(Input rows)
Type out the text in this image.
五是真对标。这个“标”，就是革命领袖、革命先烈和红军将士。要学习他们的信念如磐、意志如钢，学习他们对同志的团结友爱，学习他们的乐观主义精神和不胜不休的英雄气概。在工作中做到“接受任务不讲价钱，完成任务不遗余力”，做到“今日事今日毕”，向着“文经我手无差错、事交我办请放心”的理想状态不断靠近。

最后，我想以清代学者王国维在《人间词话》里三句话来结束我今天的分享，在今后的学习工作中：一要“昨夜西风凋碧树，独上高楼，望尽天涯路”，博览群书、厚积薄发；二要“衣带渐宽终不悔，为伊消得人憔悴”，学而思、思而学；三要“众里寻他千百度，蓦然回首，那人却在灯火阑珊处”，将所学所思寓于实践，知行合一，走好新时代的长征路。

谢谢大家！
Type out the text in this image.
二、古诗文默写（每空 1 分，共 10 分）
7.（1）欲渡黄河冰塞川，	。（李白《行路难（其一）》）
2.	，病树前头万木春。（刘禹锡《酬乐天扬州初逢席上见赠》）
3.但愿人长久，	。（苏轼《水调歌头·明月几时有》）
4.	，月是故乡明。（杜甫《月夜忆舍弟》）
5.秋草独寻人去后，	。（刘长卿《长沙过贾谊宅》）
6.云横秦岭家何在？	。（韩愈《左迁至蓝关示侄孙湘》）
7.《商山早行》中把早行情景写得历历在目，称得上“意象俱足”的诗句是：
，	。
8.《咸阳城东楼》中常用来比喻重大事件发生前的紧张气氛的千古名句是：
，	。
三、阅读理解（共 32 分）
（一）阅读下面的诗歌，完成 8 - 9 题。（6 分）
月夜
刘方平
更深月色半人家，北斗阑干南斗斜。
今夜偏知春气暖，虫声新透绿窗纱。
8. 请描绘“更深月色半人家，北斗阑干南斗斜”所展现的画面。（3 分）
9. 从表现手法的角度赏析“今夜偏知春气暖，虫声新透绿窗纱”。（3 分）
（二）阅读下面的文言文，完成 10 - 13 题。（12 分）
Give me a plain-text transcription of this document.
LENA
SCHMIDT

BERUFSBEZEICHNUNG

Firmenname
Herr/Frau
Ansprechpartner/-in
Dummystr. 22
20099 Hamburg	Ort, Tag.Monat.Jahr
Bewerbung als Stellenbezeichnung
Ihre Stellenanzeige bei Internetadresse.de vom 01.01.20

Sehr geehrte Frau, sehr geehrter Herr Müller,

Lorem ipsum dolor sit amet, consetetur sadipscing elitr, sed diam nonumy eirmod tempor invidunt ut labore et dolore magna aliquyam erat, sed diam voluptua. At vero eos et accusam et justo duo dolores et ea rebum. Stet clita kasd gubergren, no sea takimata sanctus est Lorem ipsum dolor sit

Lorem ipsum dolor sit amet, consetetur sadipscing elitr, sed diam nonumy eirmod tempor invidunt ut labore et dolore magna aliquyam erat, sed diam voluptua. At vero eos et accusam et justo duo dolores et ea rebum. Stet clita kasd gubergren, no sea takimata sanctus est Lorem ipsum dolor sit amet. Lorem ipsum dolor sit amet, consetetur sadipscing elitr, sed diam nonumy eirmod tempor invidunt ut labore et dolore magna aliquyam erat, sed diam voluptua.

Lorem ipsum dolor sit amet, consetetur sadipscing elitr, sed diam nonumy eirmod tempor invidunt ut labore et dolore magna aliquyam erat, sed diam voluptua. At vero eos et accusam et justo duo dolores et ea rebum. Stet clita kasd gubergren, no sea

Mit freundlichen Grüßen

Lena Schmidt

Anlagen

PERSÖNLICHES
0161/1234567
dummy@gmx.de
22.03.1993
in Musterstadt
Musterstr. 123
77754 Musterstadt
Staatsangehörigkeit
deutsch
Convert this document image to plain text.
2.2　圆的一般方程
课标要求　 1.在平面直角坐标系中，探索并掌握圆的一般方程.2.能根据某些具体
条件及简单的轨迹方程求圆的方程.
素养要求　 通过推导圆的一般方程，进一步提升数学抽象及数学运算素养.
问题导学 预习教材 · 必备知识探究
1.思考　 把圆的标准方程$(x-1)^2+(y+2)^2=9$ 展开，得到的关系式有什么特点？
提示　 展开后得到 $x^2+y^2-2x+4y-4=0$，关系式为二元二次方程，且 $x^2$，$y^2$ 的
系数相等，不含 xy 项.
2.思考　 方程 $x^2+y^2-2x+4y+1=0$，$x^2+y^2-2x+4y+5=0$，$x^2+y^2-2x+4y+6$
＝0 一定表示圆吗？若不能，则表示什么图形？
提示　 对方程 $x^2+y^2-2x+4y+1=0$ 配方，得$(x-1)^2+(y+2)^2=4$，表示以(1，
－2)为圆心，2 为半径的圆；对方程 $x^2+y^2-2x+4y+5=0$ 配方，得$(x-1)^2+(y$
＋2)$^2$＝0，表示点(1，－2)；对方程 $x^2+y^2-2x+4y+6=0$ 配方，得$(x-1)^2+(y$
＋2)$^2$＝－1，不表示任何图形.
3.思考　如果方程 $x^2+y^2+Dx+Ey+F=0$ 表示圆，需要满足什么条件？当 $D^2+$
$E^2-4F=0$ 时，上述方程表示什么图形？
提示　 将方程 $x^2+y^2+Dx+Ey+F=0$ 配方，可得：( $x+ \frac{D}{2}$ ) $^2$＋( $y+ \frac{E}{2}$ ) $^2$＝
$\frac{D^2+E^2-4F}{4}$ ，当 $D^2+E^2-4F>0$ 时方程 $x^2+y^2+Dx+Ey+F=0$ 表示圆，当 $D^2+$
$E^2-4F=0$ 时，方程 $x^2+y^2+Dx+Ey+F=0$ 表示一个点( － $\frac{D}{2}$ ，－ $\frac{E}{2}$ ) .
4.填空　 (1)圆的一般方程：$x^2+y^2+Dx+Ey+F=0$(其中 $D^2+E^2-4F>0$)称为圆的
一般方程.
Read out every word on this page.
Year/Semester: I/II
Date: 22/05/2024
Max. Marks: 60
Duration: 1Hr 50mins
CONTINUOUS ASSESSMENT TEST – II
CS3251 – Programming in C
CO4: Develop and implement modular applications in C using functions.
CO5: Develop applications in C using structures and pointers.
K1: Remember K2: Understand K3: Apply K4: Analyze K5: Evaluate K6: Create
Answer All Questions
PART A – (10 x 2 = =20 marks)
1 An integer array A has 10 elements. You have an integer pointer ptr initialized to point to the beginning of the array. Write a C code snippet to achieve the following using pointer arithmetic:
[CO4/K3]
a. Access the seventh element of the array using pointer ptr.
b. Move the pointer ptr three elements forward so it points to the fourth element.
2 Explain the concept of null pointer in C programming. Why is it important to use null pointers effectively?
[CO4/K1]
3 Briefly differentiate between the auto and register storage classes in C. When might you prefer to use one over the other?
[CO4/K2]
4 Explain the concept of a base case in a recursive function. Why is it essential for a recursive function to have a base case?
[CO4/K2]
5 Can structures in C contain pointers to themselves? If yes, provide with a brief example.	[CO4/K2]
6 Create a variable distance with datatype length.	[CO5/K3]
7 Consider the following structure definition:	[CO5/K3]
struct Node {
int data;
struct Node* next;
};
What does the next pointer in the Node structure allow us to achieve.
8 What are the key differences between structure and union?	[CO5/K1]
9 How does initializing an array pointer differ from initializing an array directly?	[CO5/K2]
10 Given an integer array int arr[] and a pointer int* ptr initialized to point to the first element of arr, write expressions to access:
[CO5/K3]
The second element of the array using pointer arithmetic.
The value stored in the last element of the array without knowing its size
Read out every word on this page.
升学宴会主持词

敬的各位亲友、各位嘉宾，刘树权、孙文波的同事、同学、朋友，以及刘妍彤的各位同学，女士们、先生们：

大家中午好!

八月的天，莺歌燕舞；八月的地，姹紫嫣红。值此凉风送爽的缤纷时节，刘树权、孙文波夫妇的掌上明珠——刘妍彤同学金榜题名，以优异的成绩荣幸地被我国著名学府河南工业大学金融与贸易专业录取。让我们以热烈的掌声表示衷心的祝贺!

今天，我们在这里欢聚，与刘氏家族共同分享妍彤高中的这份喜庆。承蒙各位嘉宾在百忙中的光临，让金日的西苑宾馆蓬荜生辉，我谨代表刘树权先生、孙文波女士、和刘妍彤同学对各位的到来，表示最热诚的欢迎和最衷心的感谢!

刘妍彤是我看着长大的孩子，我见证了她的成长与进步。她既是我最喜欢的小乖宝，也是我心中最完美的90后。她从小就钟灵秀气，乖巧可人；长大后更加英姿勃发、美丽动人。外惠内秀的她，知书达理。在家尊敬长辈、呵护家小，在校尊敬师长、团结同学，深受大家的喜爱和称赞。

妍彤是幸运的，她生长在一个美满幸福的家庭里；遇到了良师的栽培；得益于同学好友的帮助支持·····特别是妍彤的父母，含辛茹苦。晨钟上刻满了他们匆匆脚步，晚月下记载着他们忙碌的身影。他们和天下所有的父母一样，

(Objective) Gather up every line from the listing above in which the word "following" occurs.

(Response for this exercise)
1 An integer array A has 10 elements. You have an integer pointer ptr initialized to point to the beginning of the array. Write a C code snippet to achieve the following using pointer arithmetic:
7 Consider the following structure definition:	[CO5/K3]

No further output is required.